__Records from a collection__.
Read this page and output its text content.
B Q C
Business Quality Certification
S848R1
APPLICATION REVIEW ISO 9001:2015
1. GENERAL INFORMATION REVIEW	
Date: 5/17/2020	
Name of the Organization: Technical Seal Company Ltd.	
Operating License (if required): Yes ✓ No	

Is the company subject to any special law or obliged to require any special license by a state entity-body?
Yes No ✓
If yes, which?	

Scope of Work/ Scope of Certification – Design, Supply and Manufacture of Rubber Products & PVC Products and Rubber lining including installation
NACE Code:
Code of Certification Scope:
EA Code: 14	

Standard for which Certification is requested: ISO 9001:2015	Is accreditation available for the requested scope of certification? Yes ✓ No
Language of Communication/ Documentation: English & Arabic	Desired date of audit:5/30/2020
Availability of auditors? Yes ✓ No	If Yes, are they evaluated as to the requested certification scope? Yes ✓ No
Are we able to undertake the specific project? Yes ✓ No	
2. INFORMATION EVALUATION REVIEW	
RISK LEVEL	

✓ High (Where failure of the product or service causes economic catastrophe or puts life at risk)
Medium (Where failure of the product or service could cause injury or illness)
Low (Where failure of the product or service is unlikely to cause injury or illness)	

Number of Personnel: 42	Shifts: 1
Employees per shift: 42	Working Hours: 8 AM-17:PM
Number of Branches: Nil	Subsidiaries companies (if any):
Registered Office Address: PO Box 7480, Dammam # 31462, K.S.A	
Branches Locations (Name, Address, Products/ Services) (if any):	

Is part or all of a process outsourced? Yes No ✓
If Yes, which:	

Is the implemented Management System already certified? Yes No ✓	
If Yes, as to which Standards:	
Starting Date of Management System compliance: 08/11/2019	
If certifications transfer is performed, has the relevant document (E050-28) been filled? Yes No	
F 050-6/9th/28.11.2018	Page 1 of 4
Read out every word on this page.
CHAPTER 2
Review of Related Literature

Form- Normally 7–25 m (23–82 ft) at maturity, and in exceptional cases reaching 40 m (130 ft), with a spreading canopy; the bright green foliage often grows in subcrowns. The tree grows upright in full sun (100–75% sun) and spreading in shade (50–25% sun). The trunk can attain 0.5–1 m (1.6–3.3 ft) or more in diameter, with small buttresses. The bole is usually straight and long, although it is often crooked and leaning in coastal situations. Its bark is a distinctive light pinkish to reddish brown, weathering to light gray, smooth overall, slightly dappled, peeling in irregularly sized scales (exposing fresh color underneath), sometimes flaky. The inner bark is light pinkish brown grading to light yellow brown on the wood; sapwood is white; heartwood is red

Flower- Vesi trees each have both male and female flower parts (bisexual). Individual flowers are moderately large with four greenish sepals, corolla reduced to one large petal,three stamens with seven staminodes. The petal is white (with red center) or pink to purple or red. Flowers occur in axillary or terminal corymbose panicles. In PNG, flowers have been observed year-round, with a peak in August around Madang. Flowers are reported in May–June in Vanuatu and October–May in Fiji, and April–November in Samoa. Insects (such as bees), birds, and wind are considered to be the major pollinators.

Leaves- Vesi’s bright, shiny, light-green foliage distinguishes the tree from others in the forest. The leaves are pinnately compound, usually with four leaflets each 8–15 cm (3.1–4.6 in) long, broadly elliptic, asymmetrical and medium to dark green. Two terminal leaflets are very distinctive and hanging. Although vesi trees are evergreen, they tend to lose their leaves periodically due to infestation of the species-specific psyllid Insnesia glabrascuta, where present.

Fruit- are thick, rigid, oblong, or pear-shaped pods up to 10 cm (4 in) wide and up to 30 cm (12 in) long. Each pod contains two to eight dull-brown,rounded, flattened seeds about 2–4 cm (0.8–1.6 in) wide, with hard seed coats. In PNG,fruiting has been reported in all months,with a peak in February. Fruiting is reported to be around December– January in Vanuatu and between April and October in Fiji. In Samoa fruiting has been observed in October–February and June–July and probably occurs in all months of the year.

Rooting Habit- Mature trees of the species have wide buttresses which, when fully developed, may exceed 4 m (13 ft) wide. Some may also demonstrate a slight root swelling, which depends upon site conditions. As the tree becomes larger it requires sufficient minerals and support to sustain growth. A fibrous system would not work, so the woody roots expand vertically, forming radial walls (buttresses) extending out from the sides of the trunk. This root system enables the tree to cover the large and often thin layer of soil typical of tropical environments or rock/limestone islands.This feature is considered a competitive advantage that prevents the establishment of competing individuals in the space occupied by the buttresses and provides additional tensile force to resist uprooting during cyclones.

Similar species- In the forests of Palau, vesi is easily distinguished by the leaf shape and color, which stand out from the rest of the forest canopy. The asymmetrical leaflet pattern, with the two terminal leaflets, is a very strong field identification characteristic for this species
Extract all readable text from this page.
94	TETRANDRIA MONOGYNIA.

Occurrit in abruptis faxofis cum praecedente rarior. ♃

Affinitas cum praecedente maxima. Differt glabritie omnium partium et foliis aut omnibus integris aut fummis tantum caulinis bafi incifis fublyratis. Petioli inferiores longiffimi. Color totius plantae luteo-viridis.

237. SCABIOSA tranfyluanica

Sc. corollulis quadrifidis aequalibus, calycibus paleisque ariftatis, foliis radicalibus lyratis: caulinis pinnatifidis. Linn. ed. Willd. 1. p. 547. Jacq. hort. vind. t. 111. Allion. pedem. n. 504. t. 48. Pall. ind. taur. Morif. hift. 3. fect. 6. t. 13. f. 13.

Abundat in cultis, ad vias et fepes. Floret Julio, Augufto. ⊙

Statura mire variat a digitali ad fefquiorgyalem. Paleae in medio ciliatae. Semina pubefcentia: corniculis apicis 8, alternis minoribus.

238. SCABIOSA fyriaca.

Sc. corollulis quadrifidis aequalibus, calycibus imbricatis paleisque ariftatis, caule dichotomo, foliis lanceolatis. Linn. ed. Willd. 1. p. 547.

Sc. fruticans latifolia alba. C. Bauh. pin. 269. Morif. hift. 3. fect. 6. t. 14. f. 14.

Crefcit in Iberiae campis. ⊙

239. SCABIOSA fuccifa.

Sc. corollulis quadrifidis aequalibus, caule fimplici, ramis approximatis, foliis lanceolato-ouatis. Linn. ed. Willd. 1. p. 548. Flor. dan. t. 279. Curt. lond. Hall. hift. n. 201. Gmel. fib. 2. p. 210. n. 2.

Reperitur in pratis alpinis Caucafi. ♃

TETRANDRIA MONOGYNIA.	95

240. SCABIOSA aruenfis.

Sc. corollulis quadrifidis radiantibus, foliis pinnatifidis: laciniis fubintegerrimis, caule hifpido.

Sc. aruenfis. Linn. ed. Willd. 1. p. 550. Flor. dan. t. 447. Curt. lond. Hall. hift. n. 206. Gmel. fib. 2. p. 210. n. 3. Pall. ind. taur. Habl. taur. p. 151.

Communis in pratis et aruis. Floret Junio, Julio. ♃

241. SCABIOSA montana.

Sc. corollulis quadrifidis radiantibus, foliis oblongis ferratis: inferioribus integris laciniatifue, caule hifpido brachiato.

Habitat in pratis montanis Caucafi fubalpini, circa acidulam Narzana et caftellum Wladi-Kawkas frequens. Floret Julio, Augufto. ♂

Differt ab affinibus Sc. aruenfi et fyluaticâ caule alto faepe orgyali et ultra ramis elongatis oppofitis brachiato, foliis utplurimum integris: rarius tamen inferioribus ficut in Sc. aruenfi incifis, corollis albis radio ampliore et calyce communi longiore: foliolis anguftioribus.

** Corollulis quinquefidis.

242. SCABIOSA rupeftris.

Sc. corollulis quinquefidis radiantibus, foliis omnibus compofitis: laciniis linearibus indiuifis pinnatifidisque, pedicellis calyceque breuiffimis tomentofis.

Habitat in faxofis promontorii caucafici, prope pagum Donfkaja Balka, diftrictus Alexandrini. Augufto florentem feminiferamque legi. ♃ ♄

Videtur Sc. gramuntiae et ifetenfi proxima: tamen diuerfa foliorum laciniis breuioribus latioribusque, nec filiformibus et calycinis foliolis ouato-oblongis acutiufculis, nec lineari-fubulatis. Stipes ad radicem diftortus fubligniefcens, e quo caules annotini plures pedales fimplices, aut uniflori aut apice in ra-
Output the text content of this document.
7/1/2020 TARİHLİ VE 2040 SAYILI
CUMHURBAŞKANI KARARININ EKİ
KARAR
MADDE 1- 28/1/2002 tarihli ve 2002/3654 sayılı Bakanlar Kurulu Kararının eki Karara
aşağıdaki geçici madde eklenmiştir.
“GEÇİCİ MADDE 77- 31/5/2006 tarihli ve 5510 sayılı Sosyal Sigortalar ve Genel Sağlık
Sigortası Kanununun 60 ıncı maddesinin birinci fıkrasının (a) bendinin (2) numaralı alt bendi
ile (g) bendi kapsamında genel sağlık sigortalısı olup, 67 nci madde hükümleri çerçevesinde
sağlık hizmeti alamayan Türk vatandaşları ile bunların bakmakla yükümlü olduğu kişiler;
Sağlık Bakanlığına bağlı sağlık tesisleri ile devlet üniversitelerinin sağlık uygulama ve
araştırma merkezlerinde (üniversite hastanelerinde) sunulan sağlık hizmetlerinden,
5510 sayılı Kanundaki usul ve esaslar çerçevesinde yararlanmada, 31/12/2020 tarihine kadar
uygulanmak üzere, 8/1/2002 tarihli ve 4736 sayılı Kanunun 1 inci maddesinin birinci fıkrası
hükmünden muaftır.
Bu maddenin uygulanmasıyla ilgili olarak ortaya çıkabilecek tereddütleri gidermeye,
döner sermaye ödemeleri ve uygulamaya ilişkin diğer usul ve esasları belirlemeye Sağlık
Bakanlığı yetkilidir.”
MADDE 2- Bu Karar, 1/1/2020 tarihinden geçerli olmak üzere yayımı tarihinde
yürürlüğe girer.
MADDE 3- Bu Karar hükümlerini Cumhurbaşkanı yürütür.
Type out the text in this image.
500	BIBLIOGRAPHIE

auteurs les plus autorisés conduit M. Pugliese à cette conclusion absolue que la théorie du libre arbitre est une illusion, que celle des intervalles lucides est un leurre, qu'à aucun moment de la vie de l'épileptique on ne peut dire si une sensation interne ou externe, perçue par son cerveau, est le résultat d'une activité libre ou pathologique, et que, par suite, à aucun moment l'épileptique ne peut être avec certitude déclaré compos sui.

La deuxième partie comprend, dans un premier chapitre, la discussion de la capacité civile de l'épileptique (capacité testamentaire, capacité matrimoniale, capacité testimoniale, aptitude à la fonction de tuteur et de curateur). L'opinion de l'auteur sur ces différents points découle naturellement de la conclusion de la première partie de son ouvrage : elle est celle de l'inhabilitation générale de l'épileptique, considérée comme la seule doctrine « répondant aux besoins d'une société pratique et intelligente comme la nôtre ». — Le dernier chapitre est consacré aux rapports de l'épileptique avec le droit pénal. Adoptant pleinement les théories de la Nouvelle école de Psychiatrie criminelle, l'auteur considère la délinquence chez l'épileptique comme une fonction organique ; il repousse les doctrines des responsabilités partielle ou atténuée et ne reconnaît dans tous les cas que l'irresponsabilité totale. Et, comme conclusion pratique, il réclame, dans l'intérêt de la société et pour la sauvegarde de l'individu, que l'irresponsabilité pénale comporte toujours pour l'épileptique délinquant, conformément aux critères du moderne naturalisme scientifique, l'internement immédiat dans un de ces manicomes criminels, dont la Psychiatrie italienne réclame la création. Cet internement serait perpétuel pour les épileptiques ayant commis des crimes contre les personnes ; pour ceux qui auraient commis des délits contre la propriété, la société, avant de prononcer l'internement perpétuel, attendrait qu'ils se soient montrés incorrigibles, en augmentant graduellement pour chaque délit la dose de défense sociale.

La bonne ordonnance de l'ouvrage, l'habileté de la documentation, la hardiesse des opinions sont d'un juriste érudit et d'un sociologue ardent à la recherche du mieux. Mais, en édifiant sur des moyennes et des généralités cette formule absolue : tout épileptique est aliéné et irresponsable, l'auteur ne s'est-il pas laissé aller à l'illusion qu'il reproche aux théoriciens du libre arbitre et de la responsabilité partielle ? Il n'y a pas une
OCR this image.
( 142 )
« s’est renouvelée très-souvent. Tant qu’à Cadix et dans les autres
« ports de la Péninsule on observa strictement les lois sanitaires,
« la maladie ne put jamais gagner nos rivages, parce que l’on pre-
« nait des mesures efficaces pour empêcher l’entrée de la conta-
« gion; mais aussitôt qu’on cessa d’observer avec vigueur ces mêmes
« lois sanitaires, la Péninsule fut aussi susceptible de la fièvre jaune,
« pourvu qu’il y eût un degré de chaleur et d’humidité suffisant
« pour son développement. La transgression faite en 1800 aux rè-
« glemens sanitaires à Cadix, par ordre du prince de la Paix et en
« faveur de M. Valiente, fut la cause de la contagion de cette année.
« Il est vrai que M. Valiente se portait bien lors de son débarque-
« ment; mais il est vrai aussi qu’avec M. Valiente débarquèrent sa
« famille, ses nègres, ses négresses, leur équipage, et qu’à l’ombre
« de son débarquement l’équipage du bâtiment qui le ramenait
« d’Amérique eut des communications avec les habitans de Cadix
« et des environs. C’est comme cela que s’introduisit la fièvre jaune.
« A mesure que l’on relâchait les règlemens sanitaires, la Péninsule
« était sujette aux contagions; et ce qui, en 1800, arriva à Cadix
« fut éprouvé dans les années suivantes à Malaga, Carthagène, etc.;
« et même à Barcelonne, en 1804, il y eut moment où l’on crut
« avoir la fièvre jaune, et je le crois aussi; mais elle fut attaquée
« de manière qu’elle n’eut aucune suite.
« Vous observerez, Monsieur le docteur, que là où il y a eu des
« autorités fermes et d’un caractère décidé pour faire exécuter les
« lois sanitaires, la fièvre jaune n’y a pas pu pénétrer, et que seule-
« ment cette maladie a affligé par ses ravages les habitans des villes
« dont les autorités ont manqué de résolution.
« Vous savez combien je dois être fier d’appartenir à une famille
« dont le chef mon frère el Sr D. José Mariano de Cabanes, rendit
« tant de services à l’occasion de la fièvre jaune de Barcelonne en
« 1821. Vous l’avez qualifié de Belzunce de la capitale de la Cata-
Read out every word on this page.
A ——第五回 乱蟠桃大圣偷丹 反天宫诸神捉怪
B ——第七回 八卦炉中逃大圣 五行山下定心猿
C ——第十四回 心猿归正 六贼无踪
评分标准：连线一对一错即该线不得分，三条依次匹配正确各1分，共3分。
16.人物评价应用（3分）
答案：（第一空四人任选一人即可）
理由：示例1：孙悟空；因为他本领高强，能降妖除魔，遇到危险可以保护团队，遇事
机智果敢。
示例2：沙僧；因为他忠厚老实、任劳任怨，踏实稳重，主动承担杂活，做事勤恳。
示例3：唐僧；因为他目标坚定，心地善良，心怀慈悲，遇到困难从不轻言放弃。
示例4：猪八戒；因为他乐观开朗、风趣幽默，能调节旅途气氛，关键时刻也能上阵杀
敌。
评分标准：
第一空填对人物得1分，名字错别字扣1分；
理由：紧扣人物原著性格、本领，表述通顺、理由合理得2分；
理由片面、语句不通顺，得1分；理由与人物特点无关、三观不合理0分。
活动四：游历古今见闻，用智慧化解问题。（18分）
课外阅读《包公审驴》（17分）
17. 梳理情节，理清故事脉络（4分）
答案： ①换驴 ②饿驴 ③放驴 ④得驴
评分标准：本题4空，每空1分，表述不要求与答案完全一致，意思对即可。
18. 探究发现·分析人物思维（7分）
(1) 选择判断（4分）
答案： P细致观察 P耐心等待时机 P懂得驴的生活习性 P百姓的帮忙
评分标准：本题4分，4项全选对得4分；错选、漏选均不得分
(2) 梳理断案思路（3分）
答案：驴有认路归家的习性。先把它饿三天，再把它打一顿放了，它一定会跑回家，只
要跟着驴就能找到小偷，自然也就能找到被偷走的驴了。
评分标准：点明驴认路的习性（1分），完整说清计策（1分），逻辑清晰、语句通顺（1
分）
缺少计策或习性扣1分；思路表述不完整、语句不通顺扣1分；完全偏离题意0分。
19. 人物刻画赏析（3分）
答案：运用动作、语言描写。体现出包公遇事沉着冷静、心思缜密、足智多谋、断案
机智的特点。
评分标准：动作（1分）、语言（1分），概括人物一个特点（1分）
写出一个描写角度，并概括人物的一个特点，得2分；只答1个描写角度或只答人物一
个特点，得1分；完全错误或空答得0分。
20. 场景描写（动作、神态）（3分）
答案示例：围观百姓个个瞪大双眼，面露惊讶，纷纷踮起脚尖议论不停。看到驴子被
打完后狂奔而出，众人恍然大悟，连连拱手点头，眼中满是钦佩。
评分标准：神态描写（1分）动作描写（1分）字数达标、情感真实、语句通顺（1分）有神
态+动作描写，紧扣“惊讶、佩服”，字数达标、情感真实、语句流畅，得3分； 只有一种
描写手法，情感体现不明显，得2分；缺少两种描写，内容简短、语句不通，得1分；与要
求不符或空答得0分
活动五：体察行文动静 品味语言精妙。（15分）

__Task details__. Reply with one number: the count of lines in the entries that include the word "Vous".

__Full output__. 3